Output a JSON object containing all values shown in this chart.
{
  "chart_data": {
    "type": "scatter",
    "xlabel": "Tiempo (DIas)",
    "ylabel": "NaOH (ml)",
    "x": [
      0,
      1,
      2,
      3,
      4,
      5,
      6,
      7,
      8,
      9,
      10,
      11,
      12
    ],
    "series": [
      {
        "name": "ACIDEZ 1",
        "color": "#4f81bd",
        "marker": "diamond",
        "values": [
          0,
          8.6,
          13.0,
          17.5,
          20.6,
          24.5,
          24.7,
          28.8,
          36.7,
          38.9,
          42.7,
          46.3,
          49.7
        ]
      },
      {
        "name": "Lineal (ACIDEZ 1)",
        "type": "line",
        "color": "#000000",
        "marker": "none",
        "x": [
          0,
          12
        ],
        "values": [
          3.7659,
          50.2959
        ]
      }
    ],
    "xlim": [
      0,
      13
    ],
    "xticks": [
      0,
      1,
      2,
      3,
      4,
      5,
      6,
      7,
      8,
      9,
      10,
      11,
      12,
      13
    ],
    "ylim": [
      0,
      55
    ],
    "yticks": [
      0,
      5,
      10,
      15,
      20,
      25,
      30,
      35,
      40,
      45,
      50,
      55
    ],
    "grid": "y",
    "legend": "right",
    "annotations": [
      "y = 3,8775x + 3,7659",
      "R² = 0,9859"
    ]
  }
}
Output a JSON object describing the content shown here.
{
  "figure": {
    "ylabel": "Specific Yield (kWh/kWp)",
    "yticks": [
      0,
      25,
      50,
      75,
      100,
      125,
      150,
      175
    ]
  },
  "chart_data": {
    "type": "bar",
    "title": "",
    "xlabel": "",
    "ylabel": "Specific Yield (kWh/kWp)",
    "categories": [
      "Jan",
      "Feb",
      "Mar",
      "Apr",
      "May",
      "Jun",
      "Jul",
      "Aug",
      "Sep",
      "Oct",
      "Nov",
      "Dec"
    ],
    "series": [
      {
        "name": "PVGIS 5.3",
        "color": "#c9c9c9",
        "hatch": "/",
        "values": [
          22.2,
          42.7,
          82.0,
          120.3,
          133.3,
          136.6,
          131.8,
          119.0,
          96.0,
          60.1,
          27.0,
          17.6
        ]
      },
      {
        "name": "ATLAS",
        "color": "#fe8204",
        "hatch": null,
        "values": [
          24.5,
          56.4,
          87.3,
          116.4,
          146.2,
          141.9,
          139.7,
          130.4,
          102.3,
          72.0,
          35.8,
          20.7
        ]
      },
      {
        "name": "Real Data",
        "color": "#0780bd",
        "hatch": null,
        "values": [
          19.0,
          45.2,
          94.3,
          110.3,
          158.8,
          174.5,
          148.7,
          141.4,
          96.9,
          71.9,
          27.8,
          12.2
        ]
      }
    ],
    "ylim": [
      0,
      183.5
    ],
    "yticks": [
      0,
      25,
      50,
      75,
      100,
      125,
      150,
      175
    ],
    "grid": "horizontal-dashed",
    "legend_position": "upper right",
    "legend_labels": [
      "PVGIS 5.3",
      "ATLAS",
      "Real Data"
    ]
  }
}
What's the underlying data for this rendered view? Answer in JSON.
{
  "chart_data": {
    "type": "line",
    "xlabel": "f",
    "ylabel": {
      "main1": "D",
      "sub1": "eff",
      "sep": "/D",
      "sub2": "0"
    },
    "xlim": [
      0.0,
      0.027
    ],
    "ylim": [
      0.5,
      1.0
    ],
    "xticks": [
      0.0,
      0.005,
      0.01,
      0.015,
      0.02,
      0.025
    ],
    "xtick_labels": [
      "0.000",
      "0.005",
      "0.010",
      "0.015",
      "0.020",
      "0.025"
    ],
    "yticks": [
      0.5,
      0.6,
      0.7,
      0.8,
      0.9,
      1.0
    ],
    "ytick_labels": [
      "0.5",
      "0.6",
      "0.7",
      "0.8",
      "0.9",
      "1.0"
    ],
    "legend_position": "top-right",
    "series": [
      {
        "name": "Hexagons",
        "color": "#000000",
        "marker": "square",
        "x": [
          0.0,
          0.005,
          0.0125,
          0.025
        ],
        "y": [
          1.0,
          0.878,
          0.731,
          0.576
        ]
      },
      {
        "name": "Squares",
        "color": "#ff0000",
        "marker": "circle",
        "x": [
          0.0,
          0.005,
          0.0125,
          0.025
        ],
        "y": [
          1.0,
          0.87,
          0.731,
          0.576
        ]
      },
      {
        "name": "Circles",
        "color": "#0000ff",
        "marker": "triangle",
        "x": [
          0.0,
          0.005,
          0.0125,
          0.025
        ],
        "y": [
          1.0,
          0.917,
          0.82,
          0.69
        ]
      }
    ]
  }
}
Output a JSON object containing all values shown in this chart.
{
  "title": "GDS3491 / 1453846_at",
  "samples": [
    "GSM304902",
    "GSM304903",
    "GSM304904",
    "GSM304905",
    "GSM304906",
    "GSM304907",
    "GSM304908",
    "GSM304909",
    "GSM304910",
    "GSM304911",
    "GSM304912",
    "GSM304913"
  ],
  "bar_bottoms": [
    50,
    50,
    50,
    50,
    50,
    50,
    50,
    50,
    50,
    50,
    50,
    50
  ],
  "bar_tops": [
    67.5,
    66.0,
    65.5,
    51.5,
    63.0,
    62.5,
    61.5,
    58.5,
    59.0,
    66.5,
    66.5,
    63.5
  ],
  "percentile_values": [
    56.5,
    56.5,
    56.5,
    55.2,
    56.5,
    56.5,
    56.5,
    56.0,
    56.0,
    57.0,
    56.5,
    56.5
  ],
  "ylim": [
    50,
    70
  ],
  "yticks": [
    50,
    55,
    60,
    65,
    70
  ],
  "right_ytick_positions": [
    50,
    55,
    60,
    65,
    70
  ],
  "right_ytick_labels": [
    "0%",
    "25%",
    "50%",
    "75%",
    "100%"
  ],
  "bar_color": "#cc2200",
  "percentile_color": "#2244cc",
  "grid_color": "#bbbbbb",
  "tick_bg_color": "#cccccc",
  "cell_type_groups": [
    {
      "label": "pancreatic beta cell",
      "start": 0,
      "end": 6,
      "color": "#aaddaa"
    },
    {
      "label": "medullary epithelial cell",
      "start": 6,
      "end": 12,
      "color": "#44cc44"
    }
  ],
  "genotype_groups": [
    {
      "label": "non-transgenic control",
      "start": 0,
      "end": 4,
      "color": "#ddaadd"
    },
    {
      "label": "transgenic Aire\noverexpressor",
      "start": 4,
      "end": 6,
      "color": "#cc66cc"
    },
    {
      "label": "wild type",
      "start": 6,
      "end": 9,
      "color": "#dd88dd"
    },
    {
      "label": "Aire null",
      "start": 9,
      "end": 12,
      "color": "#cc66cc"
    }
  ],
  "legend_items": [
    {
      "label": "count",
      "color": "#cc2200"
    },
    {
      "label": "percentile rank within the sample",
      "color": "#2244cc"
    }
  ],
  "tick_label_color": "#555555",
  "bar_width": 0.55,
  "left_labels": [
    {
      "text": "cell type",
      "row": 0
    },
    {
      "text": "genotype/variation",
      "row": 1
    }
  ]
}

####

### EXERCISE REQUIREMENTS:
From the entries above, pull out each line that includes "name".

### FULL ANSWER:
        "name": "ACIDEZ 1",
        "name": "Lineal (ACIDEZ 1)",
        "name": "PVGIS 5.3",
        "name": "ATLAS",
        "name": "Real Data",
        "name": "Hexagons",
        "name": "Squares",
        "name": "Circles",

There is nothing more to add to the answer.